> [Raw records]:
------------------------

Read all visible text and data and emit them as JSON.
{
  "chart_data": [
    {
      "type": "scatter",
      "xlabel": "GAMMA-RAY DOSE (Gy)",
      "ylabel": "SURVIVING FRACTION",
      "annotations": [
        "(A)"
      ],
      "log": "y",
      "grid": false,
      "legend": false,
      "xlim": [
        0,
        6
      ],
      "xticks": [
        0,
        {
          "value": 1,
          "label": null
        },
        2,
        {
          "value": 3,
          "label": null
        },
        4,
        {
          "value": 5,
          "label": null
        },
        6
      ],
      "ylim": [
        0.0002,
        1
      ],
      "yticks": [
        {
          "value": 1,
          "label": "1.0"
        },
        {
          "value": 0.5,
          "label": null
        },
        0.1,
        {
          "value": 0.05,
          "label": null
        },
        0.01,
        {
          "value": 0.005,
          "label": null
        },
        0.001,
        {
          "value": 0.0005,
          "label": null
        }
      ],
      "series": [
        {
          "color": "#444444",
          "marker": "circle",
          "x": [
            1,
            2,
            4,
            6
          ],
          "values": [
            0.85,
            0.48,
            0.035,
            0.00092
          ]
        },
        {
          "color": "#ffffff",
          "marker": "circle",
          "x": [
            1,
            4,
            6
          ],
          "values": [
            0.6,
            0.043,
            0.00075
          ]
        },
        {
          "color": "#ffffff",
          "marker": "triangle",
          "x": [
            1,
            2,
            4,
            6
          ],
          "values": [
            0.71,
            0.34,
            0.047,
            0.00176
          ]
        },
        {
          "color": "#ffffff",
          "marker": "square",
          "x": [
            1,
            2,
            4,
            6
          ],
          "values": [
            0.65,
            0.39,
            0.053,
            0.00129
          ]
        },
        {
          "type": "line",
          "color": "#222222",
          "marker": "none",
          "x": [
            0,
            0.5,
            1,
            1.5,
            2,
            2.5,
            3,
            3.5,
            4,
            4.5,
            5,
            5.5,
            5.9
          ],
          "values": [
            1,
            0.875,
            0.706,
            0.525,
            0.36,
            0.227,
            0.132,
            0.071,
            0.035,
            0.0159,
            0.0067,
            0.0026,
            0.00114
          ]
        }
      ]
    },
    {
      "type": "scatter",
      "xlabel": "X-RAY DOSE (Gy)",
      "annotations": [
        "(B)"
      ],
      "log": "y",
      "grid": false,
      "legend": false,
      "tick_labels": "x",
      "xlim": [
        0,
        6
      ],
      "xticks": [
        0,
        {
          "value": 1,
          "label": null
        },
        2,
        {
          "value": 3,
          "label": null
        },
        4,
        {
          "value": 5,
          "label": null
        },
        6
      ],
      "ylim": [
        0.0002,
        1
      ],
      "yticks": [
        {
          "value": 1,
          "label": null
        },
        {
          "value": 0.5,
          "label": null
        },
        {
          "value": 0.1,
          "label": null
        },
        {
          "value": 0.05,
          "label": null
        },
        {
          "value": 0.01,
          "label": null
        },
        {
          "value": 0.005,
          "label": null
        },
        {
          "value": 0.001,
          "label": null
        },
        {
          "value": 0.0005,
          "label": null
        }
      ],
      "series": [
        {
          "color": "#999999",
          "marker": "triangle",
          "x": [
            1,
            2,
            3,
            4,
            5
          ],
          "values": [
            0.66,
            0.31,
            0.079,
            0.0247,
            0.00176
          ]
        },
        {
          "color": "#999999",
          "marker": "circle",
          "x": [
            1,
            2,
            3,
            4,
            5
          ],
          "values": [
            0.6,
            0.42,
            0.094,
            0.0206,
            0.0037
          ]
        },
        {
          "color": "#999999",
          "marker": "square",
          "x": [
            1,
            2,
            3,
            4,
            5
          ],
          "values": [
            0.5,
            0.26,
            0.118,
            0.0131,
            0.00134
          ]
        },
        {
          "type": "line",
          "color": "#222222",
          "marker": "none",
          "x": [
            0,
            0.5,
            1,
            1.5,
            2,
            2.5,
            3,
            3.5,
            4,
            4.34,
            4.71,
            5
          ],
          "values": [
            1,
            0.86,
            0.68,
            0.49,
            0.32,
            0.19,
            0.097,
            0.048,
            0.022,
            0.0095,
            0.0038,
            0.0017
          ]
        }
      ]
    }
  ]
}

------------------------

> [WHAT TO DO]:
All of the data above should be transcribed exactly.

> [RESPONSE FOR THIS EXERCISE]:
Read all visible text and data and emit them as JSON.
{
  "chart_data": [
    {
      "type": "scatter",
      "xlabel": "GAMMA-RAY DOSE (Gy)",
      "ylabel": "SURVIVING FRACTION",
      "annotations": [
        "(A)"
      ],
      "log": "y",
      "grid": false,
      "legend": false,
      "xlim": [
        0,
        6
      ],
      "xticks": [
        0,
        {
          "value": 1,
          "label": null
        },
        2,
        {
          "value": 3,
          "label": null
        },
        4,
        {
          "value": 5,
          "label": null
        },
        6
      ],
      "ylim": [
        0.0002,
        1
      ],
      "yticks": [
        {
          "value": 1,
          "label": "1.0"
        },
        {
          "value": 0.5,
          "label": null
        },
        0.1,
        {
          "value": 0.05,
          "label": null
        },
        0.01,
        {
          "value": 0.005,
          "label": null
        },
        0.001,
        {
          "value": 0.0005,
          "label": null
        }
      ],
      "series": [
        {
          "color": "#444444",
          "marker": "circle",
          "x": [
            1,
            2,
            4,
            6
          ],
          "values": [
            0.85,
            0.48,
            0.035,
            0.00092
          ]
        },
        {
          "color": "#ffffff",
          "marker": "circle",
          "x": [
            1,
            4,
            6
          ],
          "values": [
            0.6,
            0.043,
            0.00075
          ]
        },
        {
          "color": "#ffffff",
          "marker": "triangle",
          "x": [
            1,
            2,
            4,
            6
          ],
          "values": [
            0.71,
            0.34,
            0.047,
            0.00176
          ]
        },
        {
          "color": "#ffffff",
          "marker": "square",
          "x": [
            1,
            2,
            4,
            6
          ],
          "values": [
            0.65,
            0.39,
            0.053,
            0.00129
          ]
        },
        {
          "type": "line",
          "color": "#222222",
          "marker": "none",
          "x": [
            0,
            0.5,
            1,
            1.5,
            2,
            2.5,
            3,
            3.5,
            4,
            4.5,
            5,
            5.5,
            5.9
          ],
          "values": [
            1,
            0.875,
            0.706,
            0.525,
            0.36,
            0.227,
            0.132,
            0.071,
            0.035,
            0.0159,
            0.0067,
            0.0026,
            0.00114
          ]
        }
      ]
    },
    {
      "type": "scatter",
      "xlabel": "X-RAY DOSE (Gy)",
      "annotations": [
        "(B)"
      ],
      "log": "y",
      "grid": false,
      "legend": false,
      "tick_labels": "x",
      "xlim": [
        0,
        6
      ],
      "xticks": [
        0,
        {
          "value": 1,
          "label": null
        },
        2,
        {
          "value": 3,
          "label": null
        },
        4,
        {
          "value": 5,
          "label": null
        },
        6
      ],
      "ylim": [
        0.0002,
        1
      ],
      "yticks": [
        {
          "value": 1,
          "label": null
        },
        {
          "value": 0.5,
          "label": null
        },
        {
          "value": 0.1,
          "label": null
        },
        {
          "value": 0.05,
          "label": null
        },
        {
          "value": 0.01,
          "label": null
        },
        {
          "value": 0.005,
          "label": null
        },
        {
          "value": 0.001,
          "label": null
        },
        {
          "value": 0.0005,
          "label": null
        }
      ],
      "series": [
        {
          "color": "#999999",
          "marker": "triangle",
          "x": [
            1,
            2,
            3,
            4,
            5
          ],
          "values": [
            0.66,
            0.31,
            0.079,
            0.0247,
            0.00176
          ]
        },
        {
          "color": "#999999",
          "marker": "circle",
          "x": [
            1,
            2,
            3,
            4,
            5
          ],
          "values": [
            0.6,
            0.42,
            0.094,
            0.0206,
            0.0037
          ]
        },
        {
          "color": "#999999",
          "marker": "square",
          "x": [
            1,
            2,
            3,
            4,
            5
          ],
          "values": [
            0.5,
            0.26,
            0.118,
            0.0131,
            0.00134
          ]
        },
        {
          "type": "line",
          "color": "#222222",
          "marker": "none",
          "x": [
            0,
            0.5,
            1,
            1.5,
            2,
            2.5,
            3,
            3.5,
            4,
            4.34,
            4.71,
            5
          ],
          "values": [
            1,
            0.86,
            0.68,
            0.49,
            0.32,
            0.19,
            0.097,
            0.048,
            0.022,
            0.0095,
            0.0038,
            0.0017
          ]
        }
      ]
    }
  ]
}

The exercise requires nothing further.